Extracted data:
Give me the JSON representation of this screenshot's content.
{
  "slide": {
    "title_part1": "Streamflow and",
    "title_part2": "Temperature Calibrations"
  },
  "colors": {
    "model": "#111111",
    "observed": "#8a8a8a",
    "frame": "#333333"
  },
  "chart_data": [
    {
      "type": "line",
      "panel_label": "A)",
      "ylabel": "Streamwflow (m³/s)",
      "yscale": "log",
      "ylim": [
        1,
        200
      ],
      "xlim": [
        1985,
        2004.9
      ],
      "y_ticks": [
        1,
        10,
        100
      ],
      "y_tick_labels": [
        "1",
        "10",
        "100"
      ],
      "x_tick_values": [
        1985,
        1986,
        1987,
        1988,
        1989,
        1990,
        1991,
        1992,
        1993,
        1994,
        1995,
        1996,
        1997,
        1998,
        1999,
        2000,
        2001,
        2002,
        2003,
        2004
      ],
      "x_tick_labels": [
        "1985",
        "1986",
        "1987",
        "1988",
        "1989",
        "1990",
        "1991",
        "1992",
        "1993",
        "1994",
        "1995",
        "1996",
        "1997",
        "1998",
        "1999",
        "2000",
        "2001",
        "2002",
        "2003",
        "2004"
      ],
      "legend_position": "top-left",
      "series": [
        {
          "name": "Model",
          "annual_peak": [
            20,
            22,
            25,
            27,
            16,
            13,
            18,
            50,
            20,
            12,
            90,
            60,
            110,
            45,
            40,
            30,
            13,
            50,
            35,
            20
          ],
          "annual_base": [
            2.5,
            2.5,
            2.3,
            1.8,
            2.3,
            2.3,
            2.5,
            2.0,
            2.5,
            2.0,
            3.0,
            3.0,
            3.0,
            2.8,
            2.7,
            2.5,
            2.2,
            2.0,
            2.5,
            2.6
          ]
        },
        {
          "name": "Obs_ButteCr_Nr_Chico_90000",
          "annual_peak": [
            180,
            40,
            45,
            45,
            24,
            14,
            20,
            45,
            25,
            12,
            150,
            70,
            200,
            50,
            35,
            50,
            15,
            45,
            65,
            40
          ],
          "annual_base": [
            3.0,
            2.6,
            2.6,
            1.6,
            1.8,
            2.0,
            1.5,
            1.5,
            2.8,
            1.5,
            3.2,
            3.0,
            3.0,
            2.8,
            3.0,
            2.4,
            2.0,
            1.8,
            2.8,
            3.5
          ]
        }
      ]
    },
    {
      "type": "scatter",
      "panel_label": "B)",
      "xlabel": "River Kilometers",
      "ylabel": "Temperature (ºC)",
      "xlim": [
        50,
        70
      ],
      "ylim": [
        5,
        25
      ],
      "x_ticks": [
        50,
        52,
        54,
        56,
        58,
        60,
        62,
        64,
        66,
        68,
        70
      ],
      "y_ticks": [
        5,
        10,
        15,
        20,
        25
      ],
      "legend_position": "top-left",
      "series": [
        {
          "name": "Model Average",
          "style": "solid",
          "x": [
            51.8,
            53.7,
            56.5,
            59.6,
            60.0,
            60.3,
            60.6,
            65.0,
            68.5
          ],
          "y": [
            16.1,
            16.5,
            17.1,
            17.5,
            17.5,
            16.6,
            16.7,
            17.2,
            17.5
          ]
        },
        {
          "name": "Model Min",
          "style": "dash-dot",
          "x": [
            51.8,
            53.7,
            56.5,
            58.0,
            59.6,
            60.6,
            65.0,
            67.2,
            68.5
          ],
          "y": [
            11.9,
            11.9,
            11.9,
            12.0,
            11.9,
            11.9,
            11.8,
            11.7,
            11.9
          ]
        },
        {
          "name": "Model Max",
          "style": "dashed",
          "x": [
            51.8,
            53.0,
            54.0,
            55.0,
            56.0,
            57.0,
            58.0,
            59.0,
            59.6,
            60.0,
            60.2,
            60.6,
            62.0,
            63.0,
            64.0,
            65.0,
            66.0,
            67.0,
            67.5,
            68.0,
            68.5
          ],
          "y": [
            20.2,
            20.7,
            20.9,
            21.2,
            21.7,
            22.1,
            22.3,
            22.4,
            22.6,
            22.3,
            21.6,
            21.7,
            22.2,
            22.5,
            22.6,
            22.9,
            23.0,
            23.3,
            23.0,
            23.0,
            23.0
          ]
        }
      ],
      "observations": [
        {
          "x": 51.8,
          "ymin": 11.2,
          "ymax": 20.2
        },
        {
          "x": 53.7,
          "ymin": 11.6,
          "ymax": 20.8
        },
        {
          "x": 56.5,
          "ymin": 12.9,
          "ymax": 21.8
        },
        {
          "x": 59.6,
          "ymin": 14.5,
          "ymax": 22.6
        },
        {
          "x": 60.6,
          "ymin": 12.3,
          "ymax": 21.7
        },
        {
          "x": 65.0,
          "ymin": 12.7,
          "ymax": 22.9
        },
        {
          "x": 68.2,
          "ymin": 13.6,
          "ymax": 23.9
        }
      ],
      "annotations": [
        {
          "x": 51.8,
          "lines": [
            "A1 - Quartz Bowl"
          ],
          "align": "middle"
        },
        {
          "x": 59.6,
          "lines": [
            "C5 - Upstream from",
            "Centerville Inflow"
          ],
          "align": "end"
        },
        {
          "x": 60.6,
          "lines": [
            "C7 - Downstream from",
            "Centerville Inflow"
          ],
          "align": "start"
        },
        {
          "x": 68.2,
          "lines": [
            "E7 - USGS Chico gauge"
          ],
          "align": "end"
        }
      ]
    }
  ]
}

Given request: Count every line above that holds the word "style", and state the number and nothing more.

Answer to this problem: 3